[Written task]:
Copy out each line of the material that contains the string "Expense". Match case exactly.

▬▬▬

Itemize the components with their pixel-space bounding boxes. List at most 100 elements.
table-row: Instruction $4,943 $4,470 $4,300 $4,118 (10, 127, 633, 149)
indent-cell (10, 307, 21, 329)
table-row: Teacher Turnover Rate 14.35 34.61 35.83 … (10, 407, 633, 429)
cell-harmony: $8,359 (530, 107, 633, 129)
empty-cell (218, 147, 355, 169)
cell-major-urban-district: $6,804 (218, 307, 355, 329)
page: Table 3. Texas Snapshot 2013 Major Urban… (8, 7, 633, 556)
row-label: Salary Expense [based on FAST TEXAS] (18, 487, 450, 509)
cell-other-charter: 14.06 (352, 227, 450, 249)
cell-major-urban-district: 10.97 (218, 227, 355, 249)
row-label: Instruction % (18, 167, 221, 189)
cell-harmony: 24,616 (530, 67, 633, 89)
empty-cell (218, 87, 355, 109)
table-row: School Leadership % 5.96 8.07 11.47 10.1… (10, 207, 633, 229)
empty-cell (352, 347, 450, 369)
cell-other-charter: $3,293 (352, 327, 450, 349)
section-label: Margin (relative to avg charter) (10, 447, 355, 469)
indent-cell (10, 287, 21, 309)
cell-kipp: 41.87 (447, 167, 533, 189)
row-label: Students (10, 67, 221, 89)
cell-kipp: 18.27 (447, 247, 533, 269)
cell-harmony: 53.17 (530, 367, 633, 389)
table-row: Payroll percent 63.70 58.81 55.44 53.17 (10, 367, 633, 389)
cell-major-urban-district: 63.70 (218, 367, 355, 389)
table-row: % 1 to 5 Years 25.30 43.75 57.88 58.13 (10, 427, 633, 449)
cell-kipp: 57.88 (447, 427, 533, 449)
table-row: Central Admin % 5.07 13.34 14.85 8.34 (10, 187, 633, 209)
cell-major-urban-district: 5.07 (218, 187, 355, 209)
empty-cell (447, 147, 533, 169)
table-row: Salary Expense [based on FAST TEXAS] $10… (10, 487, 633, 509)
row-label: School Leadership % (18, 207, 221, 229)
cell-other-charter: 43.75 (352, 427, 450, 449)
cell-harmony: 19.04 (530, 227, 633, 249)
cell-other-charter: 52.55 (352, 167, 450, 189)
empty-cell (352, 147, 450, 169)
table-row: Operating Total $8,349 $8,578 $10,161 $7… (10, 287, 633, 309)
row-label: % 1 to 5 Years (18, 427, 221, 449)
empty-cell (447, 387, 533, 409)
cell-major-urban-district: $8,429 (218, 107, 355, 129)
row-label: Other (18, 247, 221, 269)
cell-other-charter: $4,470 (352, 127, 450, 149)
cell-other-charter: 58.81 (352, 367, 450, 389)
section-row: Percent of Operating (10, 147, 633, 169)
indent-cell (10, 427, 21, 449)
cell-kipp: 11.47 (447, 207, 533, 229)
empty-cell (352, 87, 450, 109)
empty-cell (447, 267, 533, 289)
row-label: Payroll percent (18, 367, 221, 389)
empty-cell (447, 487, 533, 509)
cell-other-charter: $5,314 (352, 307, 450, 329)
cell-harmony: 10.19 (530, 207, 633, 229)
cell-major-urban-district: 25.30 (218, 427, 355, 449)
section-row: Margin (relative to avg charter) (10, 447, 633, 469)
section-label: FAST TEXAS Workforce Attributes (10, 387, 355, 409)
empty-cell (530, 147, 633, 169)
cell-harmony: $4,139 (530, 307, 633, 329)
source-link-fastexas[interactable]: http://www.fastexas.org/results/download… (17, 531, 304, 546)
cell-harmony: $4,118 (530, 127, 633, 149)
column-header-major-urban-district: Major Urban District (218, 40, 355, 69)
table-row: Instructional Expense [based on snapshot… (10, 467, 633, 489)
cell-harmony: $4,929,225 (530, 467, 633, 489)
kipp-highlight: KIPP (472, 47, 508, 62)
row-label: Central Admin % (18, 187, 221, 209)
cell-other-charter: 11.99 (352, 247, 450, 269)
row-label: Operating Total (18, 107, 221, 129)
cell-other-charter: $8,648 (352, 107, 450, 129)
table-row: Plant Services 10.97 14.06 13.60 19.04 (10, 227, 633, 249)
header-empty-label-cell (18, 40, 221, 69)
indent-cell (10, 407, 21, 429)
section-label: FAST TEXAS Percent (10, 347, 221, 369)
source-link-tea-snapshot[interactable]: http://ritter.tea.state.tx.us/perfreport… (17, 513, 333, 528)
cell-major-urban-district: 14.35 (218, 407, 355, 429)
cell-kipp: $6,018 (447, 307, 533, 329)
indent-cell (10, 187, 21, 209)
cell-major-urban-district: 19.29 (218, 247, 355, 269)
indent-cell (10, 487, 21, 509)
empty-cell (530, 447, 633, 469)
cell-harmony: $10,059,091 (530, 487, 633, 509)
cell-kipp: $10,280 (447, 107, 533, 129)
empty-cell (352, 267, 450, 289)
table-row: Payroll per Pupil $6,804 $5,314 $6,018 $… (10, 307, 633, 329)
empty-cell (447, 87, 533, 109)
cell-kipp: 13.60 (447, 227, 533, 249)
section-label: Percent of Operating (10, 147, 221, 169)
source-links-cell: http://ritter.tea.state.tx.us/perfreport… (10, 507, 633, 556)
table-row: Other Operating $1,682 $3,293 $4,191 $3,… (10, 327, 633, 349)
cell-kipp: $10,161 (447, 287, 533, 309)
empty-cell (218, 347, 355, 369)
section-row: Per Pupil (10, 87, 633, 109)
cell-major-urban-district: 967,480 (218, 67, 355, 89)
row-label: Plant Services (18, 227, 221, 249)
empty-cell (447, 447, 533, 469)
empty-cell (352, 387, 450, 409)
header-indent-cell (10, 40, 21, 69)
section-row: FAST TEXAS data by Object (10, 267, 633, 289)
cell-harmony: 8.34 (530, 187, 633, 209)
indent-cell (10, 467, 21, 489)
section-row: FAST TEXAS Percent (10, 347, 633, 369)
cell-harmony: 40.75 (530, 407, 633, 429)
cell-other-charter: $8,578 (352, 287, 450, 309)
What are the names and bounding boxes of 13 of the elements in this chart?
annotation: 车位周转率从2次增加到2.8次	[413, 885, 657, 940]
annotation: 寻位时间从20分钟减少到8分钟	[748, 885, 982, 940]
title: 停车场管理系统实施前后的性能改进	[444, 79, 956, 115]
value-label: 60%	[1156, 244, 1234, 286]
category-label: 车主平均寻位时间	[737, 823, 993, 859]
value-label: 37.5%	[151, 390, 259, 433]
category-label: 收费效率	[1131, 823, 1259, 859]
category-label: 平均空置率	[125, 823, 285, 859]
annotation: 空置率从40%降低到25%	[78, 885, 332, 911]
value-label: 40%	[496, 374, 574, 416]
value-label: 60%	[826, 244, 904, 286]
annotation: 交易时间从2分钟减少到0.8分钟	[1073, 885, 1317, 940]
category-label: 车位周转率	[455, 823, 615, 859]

▬▬▬

[Worked solution]:
row-label: Salary Expense [based on FAST TEXAS] (18, 487, 450, 509)
table-row: Salary Expense [based on FAST TEXAS] $10… (10, 487, 633, 509)
table-row: Instructional Expense [based on snapshot… (10, 467, 633, 489)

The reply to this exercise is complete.